━━ DOCUMENT SECTION ━━

AT&T has released a response on why it will block FaceTime over 3G to users not paying for its more expensive Mobile Share Plans.Since the announcement last week, many tech pundits have claimed the decision violates net neutrality rules from the FCC since other video chat apps like Skype and ooVoo allow you to use their services over 3G.
The short explanation is that because FaceTime is a pre-installed iPhone app, AT&T considers itself free to block its use over 3G unless you sign up for one of the carrier’s new shared data plans. It claims this action does not violate FCC rules.
The statement also says FaceTime will still be availble to use over Wi-Fi connection no matter what data plan you sign up for with AT&T.
Here’s the meat of AT&T’s statement, from its public policy blog:
The FCC’s net neutrality rules do not regulate the availability to customers of applications that are preloaded on phones. Indeed, the rules do not require that providers make available any preloaded apps. Rather, they address whether customers are able to download apps that compete with our voice or video telephony services. AT&T does not restrict customers from downloading any such lawful applications, and there are several video chat apps available in the various app stores serving particular operating systems. (I won’t name any of them for fear that I will be accused by these same groups of discriminating in favour of those apps. But just go to your app store on your device and type “video chat.”) Therefore, there is no net neutrality violation.

━━━
━━ SOURCE MATERIAL ━━

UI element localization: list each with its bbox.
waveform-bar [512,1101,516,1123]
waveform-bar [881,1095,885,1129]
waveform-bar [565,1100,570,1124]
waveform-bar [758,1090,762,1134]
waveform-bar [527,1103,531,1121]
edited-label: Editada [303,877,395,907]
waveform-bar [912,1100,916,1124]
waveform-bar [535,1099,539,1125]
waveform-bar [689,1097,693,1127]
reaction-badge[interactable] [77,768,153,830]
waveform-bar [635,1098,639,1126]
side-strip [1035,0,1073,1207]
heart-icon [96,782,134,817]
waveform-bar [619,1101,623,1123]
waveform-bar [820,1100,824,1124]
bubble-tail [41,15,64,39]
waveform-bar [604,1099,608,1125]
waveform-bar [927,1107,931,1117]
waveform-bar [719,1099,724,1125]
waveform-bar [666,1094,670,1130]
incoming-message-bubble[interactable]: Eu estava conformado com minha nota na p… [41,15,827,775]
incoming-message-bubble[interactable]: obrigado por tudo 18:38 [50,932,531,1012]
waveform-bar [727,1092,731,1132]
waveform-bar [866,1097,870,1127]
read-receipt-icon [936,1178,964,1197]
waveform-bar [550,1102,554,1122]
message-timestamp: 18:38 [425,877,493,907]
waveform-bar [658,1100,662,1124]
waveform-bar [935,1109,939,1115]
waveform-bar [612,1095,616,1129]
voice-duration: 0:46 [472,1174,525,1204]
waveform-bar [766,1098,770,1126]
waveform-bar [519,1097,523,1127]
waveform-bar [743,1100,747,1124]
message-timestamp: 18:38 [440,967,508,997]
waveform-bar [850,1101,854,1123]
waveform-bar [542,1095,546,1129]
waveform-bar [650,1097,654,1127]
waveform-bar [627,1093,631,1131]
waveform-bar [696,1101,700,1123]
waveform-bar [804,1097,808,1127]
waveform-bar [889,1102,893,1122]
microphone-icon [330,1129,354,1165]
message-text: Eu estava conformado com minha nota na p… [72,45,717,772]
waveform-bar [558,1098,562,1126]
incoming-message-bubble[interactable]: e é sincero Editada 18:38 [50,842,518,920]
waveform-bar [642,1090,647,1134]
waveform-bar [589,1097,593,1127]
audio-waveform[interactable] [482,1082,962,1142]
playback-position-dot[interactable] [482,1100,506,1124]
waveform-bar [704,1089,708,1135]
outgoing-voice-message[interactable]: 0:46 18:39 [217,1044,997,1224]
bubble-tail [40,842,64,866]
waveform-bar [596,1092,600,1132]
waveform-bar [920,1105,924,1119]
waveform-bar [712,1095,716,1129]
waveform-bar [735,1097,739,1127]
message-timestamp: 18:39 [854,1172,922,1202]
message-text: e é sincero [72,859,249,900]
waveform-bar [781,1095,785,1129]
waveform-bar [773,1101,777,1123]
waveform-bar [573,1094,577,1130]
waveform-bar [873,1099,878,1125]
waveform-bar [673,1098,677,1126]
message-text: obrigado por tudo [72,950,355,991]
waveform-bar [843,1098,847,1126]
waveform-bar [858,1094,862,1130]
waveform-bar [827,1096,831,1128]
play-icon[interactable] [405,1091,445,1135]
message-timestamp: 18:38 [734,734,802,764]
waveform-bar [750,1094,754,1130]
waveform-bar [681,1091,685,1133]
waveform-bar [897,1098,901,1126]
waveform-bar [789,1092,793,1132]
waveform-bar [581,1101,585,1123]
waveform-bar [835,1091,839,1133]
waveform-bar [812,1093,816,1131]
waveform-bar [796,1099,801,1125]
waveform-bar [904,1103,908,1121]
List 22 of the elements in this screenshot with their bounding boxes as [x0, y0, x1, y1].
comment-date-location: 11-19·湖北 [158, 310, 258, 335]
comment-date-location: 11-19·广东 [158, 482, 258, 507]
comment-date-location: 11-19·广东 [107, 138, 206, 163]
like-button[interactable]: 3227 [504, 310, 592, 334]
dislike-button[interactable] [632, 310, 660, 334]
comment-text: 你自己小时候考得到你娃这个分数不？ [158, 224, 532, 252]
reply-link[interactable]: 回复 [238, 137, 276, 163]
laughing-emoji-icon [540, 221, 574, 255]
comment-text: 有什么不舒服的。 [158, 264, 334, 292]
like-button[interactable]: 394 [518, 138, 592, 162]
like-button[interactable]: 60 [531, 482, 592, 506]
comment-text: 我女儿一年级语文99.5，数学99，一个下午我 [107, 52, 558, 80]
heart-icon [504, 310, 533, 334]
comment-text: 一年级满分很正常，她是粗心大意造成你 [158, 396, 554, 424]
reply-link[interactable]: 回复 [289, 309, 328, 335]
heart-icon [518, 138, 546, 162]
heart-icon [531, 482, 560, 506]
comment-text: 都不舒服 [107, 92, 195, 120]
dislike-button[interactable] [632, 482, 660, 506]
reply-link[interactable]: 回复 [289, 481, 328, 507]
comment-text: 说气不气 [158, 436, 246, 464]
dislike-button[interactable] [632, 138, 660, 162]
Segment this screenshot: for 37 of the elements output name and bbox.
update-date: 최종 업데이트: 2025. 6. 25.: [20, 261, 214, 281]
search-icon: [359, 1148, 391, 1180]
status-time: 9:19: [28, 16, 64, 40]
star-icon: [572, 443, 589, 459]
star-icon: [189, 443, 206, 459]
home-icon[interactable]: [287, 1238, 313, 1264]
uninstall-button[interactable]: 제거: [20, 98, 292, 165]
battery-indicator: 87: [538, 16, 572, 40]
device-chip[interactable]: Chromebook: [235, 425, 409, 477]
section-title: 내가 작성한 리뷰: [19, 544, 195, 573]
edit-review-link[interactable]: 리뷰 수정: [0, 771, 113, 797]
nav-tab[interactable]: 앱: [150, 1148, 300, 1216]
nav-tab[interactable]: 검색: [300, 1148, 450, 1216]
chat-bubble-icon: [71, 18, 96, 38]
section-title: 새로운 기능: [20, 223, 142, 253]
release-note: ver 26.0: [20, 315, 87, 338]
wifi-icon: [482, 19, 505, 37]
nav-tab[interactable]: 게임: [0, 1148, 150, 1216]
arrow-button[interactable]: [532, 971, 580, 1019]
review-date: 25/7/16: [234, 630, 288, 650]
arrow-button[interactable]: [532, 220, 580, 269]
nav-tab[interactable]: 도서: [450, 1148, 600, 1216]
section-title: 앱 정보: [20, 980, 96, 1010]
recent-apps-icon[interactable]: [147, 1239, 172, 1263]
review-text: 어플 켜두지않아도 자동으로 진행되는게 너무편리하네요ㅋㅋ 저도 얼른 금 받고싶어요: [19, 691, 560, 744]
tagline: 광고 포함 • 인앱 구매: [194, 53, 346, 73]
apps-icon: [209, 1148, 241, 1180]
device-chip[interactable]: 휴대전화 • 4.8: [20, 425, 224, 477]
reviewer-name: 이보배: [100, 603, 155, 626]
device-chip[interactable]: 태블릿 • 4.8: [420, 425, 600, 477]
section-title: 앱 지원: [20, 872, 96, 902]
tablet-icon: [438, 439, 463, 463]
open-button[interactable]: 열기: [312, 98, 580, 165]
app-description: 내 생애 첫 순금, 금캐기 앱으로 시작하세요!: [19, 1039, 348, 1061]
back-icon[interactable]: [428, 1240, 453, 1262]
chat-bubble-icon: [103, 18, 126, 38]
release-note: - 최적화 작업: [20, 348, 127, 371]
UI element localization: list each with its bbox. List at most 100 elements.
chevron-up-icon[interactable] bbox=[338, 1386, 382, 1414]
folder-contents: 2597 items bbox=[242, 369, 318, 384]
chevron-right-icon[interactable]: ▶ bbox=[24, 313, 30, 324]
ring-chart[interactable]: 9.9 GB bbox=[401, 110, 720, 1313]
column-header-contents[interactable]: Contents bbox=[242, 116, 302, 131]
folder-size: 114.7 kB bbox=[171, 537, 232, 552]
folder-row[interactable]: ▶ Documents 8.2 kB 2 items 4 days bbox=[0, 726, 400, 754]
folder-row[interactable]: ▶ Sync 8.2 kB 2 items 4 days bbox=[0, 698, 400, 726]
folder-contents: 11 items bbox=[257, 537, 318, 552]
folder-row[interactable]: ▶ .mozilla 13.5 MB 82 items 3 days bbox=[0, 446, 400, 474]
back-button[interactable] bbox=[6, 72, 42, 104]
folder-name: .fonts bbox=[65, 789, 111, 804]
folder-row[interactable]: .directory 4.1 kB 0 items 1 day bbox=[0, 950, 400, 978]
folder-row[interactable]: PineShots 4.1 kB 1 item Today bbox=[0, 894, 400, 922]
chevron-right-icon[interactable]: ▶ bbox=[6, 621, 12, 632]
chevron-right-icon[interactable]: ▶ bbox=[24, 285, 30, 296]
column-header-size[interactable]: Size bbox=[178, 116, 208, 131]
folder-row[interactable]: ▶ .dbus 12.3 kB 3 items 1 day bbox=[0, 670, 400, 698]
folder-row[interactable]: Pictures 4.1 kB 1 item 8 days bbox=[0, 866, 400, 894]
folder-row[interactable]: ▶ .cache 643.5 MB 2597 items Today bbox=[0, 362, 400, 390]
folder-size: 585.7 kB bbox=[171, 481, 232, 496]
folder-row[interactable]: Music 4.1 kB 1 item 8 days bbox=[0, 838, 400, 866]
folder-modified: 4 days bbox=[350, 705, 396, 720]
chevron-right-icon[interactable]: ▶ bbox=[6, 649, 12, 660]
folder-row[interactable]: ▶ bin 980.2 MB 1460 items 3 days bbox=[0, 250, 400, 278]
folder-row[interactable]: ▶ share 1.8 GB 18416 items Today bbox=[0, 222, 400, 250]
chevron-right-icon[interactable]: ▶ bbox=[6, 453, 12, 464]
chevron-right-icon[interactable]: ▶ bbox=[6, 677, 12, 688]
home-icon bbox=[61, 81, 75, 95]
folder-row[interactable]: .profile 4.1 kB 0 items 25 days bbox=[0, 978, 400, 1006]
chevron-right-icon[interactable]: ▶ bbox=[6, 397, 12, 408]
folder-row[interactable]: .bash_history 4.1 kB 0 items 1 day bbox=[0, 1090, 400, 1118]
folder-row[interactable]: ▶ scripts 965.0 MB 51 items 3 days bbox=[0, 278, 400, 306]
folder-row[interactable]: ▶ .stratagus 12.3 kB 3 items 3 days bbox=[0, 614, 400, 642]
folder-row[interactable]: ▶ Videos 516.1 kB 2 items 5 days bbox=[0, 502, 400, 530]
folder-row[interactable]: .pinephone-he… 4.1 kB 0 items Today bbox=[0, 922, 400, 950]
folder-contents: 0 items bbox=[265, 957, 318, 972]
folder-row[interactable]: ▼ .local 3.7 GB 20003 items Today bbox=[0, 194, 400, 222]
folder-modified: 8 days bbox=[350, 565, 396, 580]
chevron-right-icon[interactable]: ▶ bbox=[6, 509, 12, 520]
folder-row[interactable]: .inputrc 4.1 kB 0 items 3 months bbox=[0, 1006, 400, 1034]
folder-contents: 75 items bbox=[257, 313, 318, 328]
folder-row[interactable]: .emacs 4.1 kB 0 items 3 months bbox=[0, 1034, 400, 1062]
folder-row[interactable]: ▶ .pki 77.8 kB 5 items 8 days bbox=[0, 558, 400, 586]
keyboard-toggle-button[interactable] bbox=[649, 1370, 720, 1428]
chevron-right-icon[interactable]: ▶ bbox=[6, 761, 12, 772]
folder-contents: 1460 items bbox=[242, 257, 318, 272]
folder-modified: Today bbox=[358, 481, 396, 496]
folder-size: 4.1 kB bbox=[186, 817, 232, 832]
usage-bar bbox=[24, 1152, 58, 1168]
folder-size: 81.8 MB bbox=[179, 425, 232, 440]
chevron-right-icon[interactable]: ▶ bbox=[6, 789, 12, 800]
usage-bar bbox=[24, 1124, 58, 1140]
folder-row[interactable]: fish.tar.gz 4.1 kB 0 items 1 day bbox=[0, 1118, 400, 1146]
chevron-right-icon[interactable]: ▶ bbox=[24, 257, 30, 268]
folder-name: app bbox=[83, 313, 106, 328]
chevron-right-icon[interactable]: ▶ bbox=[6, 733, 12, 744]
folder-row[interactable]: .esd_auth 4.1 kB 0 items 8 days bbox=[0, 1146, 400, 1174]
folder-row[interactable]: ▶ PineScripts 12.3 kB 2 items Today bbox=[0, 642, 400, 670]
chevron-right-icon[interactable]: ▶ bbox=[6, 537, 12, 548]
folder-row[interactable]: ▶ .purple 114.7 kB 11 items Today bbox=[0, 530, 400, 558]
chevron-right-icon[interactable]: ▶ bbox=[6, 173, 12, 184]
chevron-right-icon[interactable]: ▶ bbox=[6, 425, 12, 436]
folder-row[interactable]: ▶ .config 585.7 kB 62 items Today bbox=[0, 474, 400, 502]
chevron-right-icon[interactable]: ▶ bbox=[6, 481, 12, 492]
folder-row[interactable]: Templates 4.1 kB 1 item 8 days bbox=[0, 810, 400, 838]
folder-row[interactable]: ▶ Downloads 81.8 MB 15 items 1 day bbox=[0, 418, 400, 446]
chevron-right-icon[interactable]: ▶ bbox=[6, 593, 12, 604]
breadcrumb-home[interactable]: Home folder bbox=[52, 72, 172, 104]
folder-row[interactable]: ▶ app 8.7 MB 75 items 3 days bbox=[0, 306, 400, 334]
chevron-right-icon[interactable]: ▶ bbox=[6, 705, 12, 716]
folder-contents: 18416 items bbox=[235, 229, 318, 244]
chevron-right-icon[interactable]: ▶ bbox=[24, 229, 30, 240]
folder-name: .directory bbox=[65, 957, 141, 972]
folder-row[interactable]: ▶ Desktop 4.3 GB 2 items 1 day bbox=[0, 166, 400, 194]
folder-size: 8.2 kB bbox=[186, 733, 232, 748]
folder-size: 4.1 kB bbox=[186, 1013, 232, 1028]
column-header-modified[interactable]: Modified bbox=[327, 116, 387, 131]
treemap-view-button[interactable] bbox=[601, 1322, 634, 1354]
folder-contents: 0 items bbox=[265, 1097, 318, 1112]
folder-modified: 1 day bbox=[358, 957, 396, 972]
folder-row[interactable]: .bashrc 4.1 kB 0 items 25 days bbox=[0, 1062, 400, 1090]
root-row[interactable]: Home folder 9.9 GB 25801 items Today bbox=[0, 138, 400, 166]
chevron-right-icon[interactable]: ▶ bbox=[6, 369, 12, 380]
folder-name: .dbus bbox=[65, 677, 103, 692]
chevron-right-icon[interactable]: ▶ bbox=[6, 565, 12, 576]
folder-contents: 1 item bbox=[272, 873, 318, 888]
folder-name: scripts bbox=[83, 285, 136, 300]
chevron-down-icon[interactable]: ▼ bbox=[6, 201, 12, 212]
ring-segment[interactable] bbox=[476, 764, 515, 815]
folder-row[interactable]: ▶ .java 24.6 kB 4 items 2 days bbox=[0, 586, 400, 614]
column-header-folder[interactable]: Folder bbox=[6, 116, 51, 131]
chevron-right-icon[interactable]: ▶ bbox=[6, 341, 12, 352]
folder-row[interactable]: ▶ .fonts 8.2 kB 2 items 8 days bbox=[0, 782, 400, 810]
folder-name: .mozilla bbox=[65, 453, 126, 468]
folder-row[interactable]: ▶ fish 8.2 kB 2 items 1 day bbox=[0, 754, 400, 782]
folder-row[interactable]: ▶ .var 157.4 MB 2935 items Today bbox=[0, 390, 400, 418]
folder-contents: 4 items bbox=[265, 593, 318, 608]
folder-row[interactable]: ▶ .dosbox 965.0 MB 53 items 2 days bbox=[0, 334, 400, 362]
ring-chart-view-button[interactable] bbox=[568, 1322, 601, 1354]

━━━

> [TASK DESCRIPTION]:
Could you retype everything in the AT&T FaceTime article from "AT&T has released" down to "services over 3G." word for word?

> [EXERCISE RESULT]:
AT&T has released a response on why it will block FaceTime over 3G to users not paying for its more expensive Mobile Share Plans.Since the announcement last week, many tech pundits have claimed the decision violates net neutrality rules from the FCC since other video chat apps like Skype and ooVoo allow you to use their services over 3G.